| What the task requires |
Output all the material that follows, exactly as given.

| The input |
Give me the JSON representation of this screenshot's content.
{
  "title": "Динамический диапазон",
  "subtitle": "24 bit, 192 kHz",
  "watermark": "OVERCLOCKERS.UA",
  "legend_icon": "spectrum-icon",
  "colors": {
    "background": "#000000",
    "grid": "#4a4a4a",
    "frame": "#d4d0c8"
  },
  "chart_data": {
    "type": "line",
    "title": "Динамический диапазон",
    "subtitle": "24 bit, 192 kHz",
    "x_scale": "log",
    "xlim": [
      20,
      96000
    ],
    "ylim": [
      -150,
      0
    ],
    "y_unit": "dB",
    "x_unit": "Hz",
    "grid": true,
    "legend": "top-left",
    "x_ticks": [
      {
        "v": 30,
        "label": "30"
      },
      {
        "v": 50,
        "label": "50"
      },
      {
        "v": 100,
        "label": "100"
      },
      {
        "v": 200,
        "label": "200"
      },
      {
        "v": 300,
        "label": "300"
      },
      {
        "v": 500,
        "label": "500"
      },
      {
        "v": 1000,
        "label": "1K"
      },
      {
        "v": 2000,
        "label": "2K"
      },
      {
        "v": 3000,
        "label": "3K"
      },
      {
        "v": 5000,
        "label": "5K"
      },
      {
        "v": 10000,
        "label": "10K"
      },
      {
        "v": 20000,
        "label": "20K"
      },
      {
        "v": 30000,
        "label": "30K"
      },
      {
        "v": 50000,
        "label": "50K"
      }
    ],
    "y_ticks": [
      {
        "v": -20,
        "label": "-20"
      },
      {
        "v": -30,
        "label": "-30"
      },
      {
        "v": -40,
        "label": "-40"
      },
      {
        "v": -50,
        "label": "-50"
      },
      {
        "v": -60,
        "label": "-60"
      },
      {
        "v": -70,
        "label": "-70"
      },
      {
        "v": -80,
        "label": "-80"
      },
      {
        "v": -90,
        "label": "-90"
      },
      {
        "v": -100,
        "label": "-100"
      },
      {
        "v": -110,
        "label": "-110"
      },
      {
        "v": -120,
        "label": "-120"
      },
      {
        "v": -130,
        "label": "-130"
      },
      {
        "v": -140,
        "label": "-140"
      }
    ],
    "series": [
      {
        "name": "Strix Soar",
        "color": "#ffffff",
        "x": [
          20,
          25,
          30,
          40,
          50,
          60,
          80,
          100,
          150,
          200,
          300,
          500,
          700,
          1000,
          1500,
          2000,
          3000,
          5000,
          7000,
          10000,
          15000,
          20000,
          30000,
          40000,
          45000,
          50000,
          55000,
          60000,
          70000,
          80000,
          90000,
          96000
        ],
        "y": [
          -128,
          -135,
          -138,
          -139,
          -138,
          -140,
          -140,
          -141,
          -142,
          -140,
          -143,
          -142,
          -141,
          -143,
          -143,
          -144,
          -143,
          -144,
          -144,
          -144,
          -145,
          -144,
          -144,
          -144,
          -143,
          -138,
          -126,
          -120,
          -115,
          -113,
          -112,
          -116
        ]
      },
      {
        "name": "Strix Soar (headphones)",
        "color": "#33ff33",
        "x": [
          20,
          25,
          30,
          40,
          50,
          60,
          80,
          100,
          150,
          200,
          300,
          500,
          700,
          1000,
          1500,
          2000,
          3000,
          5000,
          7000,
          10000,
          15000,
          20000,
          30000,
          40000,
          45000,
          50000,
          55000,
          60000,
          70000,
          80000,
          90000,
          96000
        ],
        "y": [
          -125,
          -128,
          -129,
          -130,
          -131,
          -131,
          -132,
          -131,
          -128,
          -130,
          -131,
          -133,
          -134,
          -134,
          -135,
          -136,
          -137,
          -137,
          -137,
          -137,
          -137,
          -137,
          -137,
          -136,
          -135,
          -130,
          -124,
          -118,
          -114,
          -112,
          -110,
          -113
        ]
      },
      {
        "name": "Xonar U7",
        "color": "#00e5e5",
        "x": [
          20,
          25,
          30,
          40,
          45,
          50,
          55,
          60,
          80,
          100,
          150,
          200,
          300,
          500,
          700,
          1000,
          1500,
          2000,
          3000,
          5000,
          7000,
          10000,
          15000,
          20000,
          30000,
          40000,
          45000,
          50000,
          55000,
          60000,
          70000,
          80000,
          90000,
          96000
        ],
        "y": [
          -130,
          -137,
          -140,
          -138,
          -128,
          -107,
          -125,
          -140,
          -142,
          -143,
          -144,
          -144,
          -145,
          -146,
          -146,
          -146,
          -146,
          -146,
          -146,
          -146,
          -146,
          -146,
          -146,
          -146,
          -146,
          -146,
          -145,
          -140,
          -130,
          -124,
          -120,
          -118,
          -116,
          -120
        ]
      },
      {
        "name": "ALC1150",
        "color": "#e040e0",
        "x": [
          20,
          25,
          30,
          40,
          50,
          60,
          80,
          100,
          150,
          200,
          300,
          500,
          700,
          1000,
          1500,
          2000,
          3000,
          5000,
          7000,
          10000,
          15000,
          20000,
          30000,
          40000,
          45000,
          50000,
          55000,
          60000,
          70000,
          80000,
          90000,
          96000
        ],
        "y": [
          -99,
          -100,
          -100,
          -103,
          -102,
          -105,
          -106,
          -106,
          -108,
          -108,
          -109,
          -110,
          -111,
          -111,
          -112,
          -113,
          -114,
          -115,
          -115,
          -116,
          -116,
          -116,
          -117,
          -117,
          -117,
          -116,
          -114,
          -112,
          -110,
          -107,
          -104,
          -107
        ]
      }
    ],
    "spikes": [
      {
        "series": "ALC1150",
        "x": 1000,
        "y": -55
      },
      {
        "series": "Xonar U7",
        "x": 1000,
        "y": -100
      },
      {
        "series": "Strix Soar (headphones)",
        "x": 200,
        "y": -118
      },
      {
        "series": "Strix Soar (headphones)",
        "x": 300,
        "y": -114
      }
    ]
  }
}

| Correct response |
Give me the JSON representation of this screenshot's content.
{
  "title": "Динамический диапазон",
  "subtitle": "24 bit, 192 kHz",
  "watermark": "OVERCLOCKERS.UA",
  "legend_icon": "spectrum-icon",
  "colors": {
    "background": "#000000",
    "grid": "#4a4a4a",
    "frame": "#d4d0c8"
  },
  "chart_data": {
    "type": "line",
    "title": "Динамический диапазон",
    "subtitle": "24 bit, 192 kHz",
    "x_scale": "log",
    "xlim": [
      20,
      96000
    ],
    "ylim": [
      -150,
      0
    ],
    "y_unit": "dB",
    "x_unit": "Hz",
    "grid": true,
    "legend": "top-left",
    "x_ticks": [
      {
        "v": 30,
        "label": "30"
      },
      {
        "v": 50,
        "label": "50"
      },
      {
        "v": 100,
        "label": "100"
      },
      {
        "v": 200,
        "label": "200"
      },
      {
        "v": 300,
        "label": "300"
      },
      {
        "v": 500,
        "label": "500"
      },
      {
        "v": 1000,
        "label": "1K"
      },
      {
        "v": 2000,
        "label": "2K"
      },
      {
        "v": 3000,
        "label": "3K"
      },
      {
        "v": 5000,
        "label": "5K"
      },
      {
        "v": 10000,
        "label": "10K"
      },
      {
        "v": 20000,
        "label": "20K"
      },
      {
        "v": 30000,
        "label": "30K"
      },
      {
        "v": 50000,
        "label": "50K"
      }
    ],
    "y_ticks": [
      {
        "v": -20,
        "label": "-20"
      },
      {
        "v": -30,
        "label": "-30"
      },
      {
        "v": -40,
        "label": "-40"
      },
      {
        "v": -50,
        "label": "-50"
      },
      {
        "v": -60,
        "label": "-60"
      },
      {
        "v": -70,
        "label": "-70"
      },
      {
        "v": -80,
        "label": "-80"
      },
      {
        "v": -90,
        "label": "-90"
      },
      {
        "v": -100,
        "label": "-100"
      },
      {
        "v": -110,
        "label": "-110"
      },
      {
        "v": -120,
        "label": "-120"
      },
      {
        "v": -130,
        "label": "-130"
      },
      {
        "v": -140,
        "label": "-140"
      }
    ],
    "series": [
      {
        "name": "Strix Soar",
        "color": "#ffffff",
        "x": [
          20,
          25,
          30,
          40,
          50,
          60,
          80,
          100,
          150,
          200,
          300,
          500,
          700,
          1000,
          1500,
          2000,
          3000,
          5000,
          7000,
          10000,
          15000,
          20000,
          30000,
          40000,
          45000,
          50000,
          55000,
          60000,
          70000,
          80000,
          90000,
          96000
        ],
        "y": [
          -128,
          -135,
          -138,
          -139,
          -138,
          -140,
          -140,
          -141,
          -142,
          -140,
          -143,
          -142,
          -141,
          -143,
          -143,
          -144,
          -143,
          -144,
          -144,
          -144,
          -145,
          -144,
          -144,
          -144,
          -143,
          -138,
          -126,
          -120,
          -115,
          -113,
          -112,
          -116
        ]
      },
      {
        "name": "Strix Soar (headphones)",
        "color": "#33ff33",
        "x": [
          20,
          25,
          30,
          40,
          50,
          60,
          80,
          100,
          150,
          200,
          300,
          500,
          700,
          1000,
          1500,
          2000,
          3000,
          5000,
          7000,
          10000,
          15000,
          20000,
          30000,
          40000,
          45000,
          50000,
          55000,
          60000,
          70000,
          80000,
          90000,
          96000
        ],
        "y": [
          -125,
          -128,
          -129,
          -130,
          -131,
          -131,
          -132,
          -131,
          -128,
          -130,
          -131,
          -133,
          -134,
          -134,
          -135,
          -136,
          -137,
          -137,
          -137,
          -137,
          -137,
          -137,
          -137,
          -136,
          -135,
          -130,
          -124,
          -118,
          -114,
          -112,
          -110,
          -113
        ]
      },
      {
        "name": "Xonar U7",
        "color": "#00e5e5",
        "x": [
          20,
          25,
          30,
          40,
          45,
          50,
          55,
          60,
          80,
          100,
          150,
          200,
          300,
          500,
          700,
          1000,
          1500,
          2000,
          3000,
          5000,
          7000,
          10000,
          15000,
          20000,
          30000,
          40000,
          45000,
          50000,
          55000,
          60000,
          70000,
          80000,
          90000,
          96000
        ],
        "y": [
          -130,
          -137,
          -140,
          -138,
          -128,
          -107,
          -125,
          -140,
          -142,
          -143,
          -144,
          -144,
          -145,
          -146,
          -146,
          -146,
          -146,
          -146,
          -146,
          -146,
          -146,
          -146,
          -146,
          -146,
          -146,
          -146,
          -145,
          -140,
          -130,
          -124,
          -120,
          -118,
          -116,
          -120
        ]
      },
      {
        "name": "ALC1150",
        "color": "#e040e0",
        "x": [
          20,
          25,
          30,
          40,
          50,
          60,
          80,
          100,
          150,
          200,
          300,
          500,
          700,
          1000,
          1500,
          2000,
          3000,
          5000,
          7000,
          10000,
          15000,
          20000,
          30000,
          40000,
          45000,
          50000,
          55000,
          60000,
          70000,
          80000,
          90000,
          96000
        ],
        "y": [
          -99,
          -100,
          -100,
          -103,
          -102,
          -105,
          -106,
          -106,
          -108,
          -108,
          -109,
          -110,
          -111,
          -111,
          -112,
          -113,
          -114,
          -115,
          -115,
          -116,
          -116,
          -116,
          -117,
          -117,
          -117,
          -116,
          -114,
          -112,
          -110,
          -107,
          -104,
          -107
        ]
      }
    ],
    "spikes": [
      {
        "series": "ALC1150",
        "x": 1000,
        "y": -55
      },
      {
        "series": "Xonar U7",
        "x": 1000,
        "y": -100
      },
      {
        "series": "Strix Soar (headphones)",
        "x": 200,
        "y": -118
      },
      {
        "series": "Strix Soar (headphones)",
        "x": 300,
        "y": -114
      }
    ]
  }
}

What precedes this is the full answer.